Stated problem: Every line below that holds the string "JSON" should be copied out.

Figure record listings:
____________________

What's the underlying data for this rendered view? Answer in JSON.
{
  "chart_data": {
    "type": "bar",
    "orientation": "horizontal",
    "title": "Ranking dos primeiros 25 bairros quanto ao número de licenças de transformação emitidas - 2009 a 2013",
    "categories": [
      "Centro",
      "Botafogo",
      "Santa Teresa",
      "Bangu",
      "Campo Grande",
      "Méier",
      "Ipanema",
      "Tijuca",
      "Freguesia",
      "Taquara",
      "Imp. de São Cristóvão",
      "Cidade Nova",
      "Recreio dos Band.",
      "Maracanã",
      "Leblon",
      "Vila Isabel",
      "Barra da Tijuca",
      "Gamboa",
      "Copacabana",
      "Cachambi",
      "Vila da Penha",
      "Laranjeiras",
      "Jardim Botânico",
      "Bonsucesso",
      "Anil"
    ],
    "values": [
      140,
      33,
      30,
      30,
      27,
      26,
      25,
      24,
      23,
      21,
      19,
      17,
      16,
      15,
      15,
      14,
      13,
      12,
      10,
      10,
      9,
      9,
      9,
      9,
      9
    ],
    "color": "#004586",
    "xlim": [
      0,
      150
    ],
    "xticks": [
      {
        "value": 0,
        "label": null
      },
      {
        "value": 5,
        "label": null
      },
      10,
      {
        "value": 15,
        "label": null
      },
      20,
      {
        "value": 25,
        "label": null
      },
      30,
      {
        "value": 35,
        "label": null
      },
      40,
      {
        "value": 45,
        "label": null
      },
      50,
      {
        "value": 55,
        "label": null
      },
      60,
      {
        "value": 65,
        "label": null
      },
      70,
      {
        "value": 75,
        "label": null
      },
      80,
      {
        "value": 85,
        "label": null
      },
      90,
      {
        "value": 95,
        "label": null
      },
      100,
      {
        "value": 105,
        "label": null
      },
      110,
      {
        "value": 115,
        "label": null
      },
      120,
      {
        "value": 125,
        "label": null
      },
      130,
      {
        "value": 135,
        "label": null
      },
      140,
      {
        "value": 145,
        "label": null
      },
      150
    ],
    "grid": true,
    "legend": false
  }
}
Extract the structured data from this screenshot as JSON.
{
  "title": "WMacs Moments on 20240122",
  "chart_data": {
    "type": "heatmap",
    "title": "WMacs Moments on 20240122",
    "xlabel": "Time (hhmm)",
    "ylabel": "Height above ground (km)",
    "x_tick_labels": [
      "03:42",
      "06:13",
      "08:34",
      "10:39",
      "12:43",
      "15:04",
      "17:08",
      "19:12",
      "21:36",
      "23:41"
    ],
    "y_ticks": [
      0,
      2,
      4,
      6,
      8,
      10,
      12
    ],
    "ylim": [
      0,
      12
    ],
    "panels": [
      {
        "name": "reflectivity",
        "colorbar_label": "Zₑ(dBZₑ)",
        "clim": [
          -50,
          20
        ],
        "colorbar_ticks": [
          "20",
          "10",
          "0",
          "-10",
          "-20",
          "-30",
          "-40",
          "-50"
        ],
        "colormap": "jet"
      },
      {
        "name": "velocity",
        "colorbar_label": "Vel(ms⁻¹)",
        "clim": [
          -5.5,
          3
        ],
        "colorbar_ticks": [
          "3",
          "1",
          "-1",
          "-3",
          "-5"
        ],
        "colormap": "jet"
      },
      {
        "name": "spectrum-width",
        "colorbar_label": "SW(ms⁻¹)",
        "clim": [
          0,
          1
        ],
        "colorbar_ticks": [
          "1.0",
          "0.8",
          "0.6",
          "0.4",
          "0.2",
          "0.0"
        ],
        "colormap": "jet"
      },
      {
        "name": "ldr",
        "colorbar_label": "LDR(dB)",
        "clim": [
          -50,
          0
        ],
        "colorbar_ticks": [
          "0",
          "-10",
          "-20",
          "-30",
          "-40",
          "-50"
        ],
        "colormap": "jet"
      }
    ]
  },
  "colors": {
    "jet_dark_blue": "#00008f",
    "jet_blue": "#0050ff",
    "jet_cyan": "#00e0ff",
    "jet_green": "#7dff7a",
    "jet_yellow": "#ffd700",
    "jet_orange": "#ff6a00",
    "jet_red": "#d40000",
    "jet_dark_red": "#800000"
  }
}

____________________

Exercise result:
What's the underlying data for this rendered view? Answer in JSON.
Extract the structured data from this screenshot as JSON.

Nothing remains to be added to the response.